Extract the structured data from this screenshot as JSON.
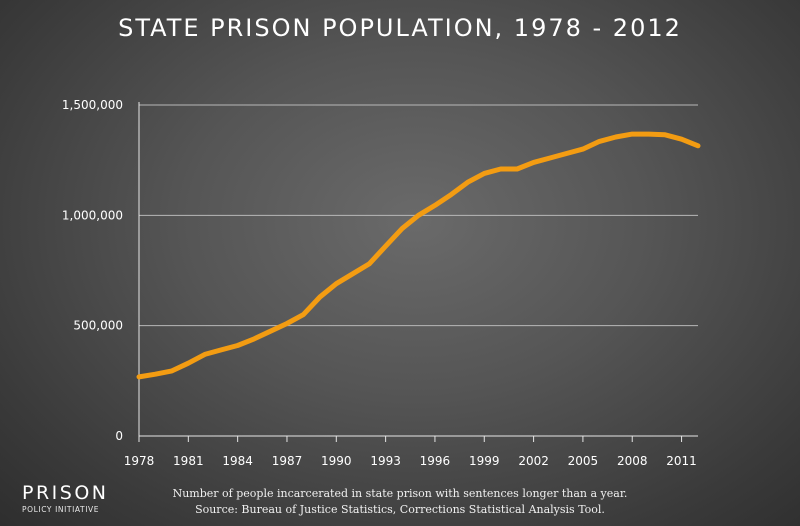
{
  "chart_data": {
    "type": "line",
    "title": "STATE PRISON POPULATION, 1978 - 2012",
    "xlabel": "",
    "ylabel": "",
    "ylim": [
      0,
      1500000
    ],
    "xlim": [
      1978,
      2012
    ],
    "grid": true,
    "line_color": "#f39c12",
    "yticks": [
      0,
      500000,
      1000000,
      1500000
    ],
    "ytick_labels": [
      "0",
      "500,000",
      "1,000,000",
      "1,500,000"
    ],
    "xticks": [
      1978,
      1981,
      1984,
      1987,
      1990,
      1993,
      1996,
      1999,
      2002,
      2005,
      2008,
      2011
    ],
    "xtick_labels": [
      "1978",
      "1981",
      "1984",
      "1987",
      "1990",
      "1993",
      "1996",
      "1999",
      "2002",
      "2005",
      "2008",
      "2011"
    ],
    "x": [
      1978,
      1979,
      1980,
      1981,
      1982,
      1983,
      1984,
      1985,
      1986,
      1987,
      1988,
      1989,
      1990,
      1991,
      1992,
      1993,
      1994,
      1995,
      1996,
      1997,
      1998,
      1999,
      2000,
      2001,
      2002,
      2003,
      2004,
      2005,
      2006,
      2007,
      2008,
      2009,
      2010,
      2011,
      2012
    ],
    "y": [
      268000,
      280000,
      295000,
      330000,
      370000,
      390000,
      410000,
      440000,
      475000,
      510000,
      550000,
      630000,
      690000,
      735000,
      780000,
      860000,
      940000,
      1000000,
      1045000,
      1095000,
      1150000,
      1190000,
      1210000,
      1210000,
      1240000,
      1260000,
      1280000,
      1300000,
      1335000,
      1355000,
      1368000,
      1368000,
      1365000,
      1345000,
      1315000
    ]
  },
  "branding": {
    "name": "PRISON",
    "subtitle": "POLICY INITIATIVE"
  },
  "caption": {
    "line1": "Number of people incarcerated in state prison with sentences longer than a year.",
    "line2": "Source: Bureau of Justice Statistics, Corrections Statistical Analysis Tool."
  }
}
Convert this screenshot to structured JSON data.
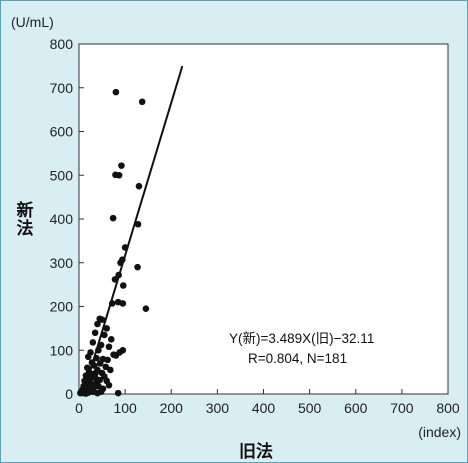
{
  "chart_data": {
    "type": "scatter",
    "y_unit": "(U/mL)",
    "x_unit": "(index)",
    "xlabel": "旧法",
    "ylabel": "新法",
    "xlim": [
      0,
      800
    ],
    "ylim": [
      0,
      800
    ],
    "x_ticks": [
      0,
      100,
      200,
      300,
      400,
      500,
      600,
      700,
      800
    ],
    "y_ticks": [
      0,
      100,
      200,
      300,
      400,
      500,
      600,
      700,
      800
    ],
    "annotations": [
      "Y(新)=3.489X(旧)−32.11",
      "R=0.804, N=181"
    ],
    "regression": {
      "slope": 3.489,
      "intercept": -32.11,
      "x_start": 9.2,
      "x_end": 224
    },
    "points": [
      [
        80,
        690
      ],
      [
        137,
        668
      ],
      [
        92,
        522
      ],
      [
        79,
        501
      ],
      [
        87,
        500
      ],
      [
        130,
        475
      ],
      [
        128,
        388
      ],
      [
        74,
        402
      ],
      [
        100,
        335
      ],
      [
        94,
        307
      ],
      [
        90,
        300
      ],
      [
        127,
        290
      ],
      [
        86,
        272
      ],
      [
        78,
        262
      ],
      [
        96,
        248
      ],
      [
        85,
        210
      ],
      [
        95,
        207
      ],
      [
        72,
        207
      ],
      [
        145,
        195
      ],
      [
        45,
        172
      ],
      [
        50,
        170
      ],
      [
        40,
        160
      ],
      [
        60,
        150
      ],
      [
        35,
        140
      ],
      [
        55,
        135
      ],
      [
        70,
        125
      ],
      [
        30,
        118
      ],
      [
        48,
        112
      ],
      [
        65,
        108
      ],
      [
        25,
        95
      ],
      [
        42,
        100
      ],
      [
        88,
        95
      ],
      [
        95,
        100
      ],
      [
        80,
        88
      ],
      [
        75,
        90
      ],
      [
        20,
        85
      ],
      [
        38,
        82
      ],
      [
        52,
        80
      ],
      [
        62,
        78
      ],
      [
        28,
        72
      ],
      [
        46,
        70
      ],
      [
        33,
        65
      ],
      [
        58,
        62
      ],
      [
        18,
        60
      ],
      [
        40,
        55
      ],
      [
        22,
        50
      ],
      [
        50,
        48
      ],
      [
        30,
        45
      ],
      [
        15,
        42
      ],
      [
        35,
        38
      ],
      [
        25,
        35
      ],
      [
        45,
        32
      ],
      [
        12,
        30
      ],
      [
        20,
        28
      ],
      [
        38,
        26
      ],
      [
        28,
        22
      ],
      [
        16,
        20
      ],
      [
        10,
        18
      ],
      [
        42,
        18
      ],
      [
        22,
        15
      ],
      [
        32,
        14
      ],
      [
        14,
        12
      ],
      [
        8,
        10
      ],
      [
        18,
        8
      ],
      [
        26,
        7
      ],
      [
        6,
        6
      ],
      [
        12,
        5
      ],
      [
        4,
        4
      ],
      [
        20,
        3
      ],
      [
        9,
        2
      ],
      [
        3,
        2
      ],
      [
        15,
        1
      ],
      [
        30,
        5
      ],
      [
        55,
        40
      ],
      [
        60,
        30
      ],
      [
        68,
        55
      ],
      [
        48,
        5
      ],
      [
        52,
        12
      ],
      [
        85,
        2
      ],
      [
        40,
        2
      ],
      [
        65,
        20
      ],
      [
        36,
        48
      ]
    ]
  }
}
# # #
_What you will do_
Transcribe every line from the records above without alteration, and leave out the images.

_Exercise solution_
Extract the structured data from this screenshot as JSON.
{
  "chart_data": {
    "type": "line",
    "title": "STATE PRISON POPULATION, 1978 - 2012",
    "xlabel": "",
    "ylabel": "",
    "ylim": [
      0,
      1500000
    ],
    "xlim": [
      1978,
      2012
    ],
    "grid": true,
    "line_color": "#f39c12",
    "yticks": [
      0,
      500000,
      1000000,
      1500000
    ],
    "ytick_labels": [
      "0",
      "500,000",
      "1,000,000",
      "1,500,000"
    ],
    "xticks": [
      1978,
      1981,
      1984,
      1987,
      1990,
      1993,
      1996,
      1999,
      2002,
      2005,
      2008,
      2011
    ],
    "xtick_labels": [
      "1978",
      "1981",
      "1984",
      "1987",
      "1990",
      "1993",
      "1996",
      "1999",
      "2002",
      "2005",
      "2008",
      "2011"
    ],
    "x": [
      1978,
      1979,
      1980,
      1981,
      1982,
      1983,
      1984,
      1985,
      1986,
      1987,
      1988,
      1989,
      1990,
      1991,
      1992,
      1993,
      1994,
      1995,
      1996,
      1997,
      1998,
      1999,
      2000,
      2001,
      2002,
      2003,
      2004,
      2005,
      2006,
      2007,
      2008,
      2009,
      2010,
      2011,
      2012
    ],
    "y": [
      268000,
      280000,
      295000,
      330000,
      370000,
      390000,
      410000,
      440000,
      475000,
      510000,
      550000,
      630000,
      690000,
      735000,
      780000,
      860000,
      940000,
      1000000,
      1045000,
      1095000,
      1150000,
      1190000,
      1210000,
      1210000,
      1240000,
      1260000,
      1280000,
      1300000,
      1335000,
      1355000,
      1368000,
      1368000,
      1365000,
      1345000,
      1315000
    ]
  },
  "branding": {
    "name": "PRISON",
    "subtitle": "POLICY INITIATIVE"
  },
  "caption": {
    "line1": "Number of people incarcerated in state prison with sentences longer than a year.",
    "line2": "Source: Bureau of Justice Statistics, Corrections Statistical Analysis Tool."
  }
}
Convert this screenshot to structured JSON data.
{
  "chart_data": {
    "type": "scatter",
    "y_unit": "(U/mL)",
    "x_unit": "(index)",
    "xlabel": "旧法",
    "ylabel": "新法",
    "xlim": [
      0,
      800
    ],
    "ylim": [
      0,
      800
    ],
    "x_ticks": [
      0,
      100,
      200,
      300,
      400,
      500,
      600,
      700,
      800
    ],
    "y_ticks": [
      0,
      100,
      200,
      300,
      400,
      500,
      600,
      700,
      800
    ],
    "annotations": [
      "Y(新)=3.489X(旧)−32.11",
      "R=0.804, N=181"
    ],
    "regression": {
      "slope": 3.489,
      "intercept": -32.11,
      "x_start": 9.2,
      "x_end": 224
    },
    "points": [
      [
        80,
        690
      ],
      [
        137,
        668
      ],
      [
        92,
        522
      ],
      [
        79,
        501
      ],
      [
        87,
        500
      ],
      [
        130,
        475
      ],
      [
        128,
        388
      ],
      [
        74,
        402
      ],
      [
        100,
        335
      ],
      [
        94,
        307
      ],
      [
        90,
        300
      ],
      [
        127,
        290
      ],
      [
        86,
        272
      ],
      [
        78,
        262
      ],
      [
        96,
        248
      ],
      [
        85,
        210
      ],
      [
        95,
        207
      ],
      [
        72,
        207
      ],
      [
        145,
        195
      ],
      [
        45,
        172
      ],
      [
        50,
        170
      ],
      [
        40,
        160
      ],
      [
        60,
        150
      ],
      [
        35,
        140
      ],
      [
        55,
        135
      ],
      [
        70,
        125
      ],
      [
        30,
        118
      ],
      [
        48,
        112
      ],
      [
        65,
        108
      ],
      [
        25,
        95
      ],
      [
        42,
        100
      ],
      [
        88,
        95
      ],
      [
        95,
        100
      ],
      [
        80,
        88
      ],
      [
        75,
        90
      ],
      [
        20,
        85
      ],
      [
        38,
        82
      ],
      [
        52,
        80
      ],
      [
        62,
        78
      ],
      [
        28,
        72
      ],
      [
        46,
        70
      ],
      [
        33,
        65
      ],
      [
        58,
        62
      ],
      [
        18,
        60
      ],
      [
        40,
        55
      ],
      [
        22,
        50
      ],
      [
        50,
        48
      ],
      [
        30,
        45
      ],
      [
        15,
        42
      ],
      [
        35,
        38
      ],
      [
        25,
        35
      ],
      [
        45,
        32
      ],
      [
        12,
        30
      ],
      [
        20,
        28
      ],
      [
        38,
        26
      ],
      [
        28,
        22
      ],
      [
        16,
        20
      ],
      [
        10,
        18
      ],
      [
        42,
        18
      ],
      [
        22,
        15
      ],
      [
        32,
        14
      ],
      [
        14,
        12
      ],
      [
        8,
        10
      ],
      [
        18,
        8
      ],
      [
        26,
        7
      ],
      [
        6,
        6
      ],
      [
        12,
        5
      ],
      [
        4,
        4
      ],
      [
        20,
        3
      ],
      [
        9,
        2
      ],
      [
        3,
        2
      ],
      [
        15,
        1
      ],
      [
        30,
        5
      ],
      [
        55,
        40
      ],
      [
        60,
        30
      ],
      [
        68,
        55
      ],
      [
        48,
        5
      ],
      [
        52,
        12
      ],
      [
        85,
        2
      ],
      [
        40,
        2
      ],
      [
        65,
        20
      ],
      [
        36,
        48
      ]
    ]
  }
}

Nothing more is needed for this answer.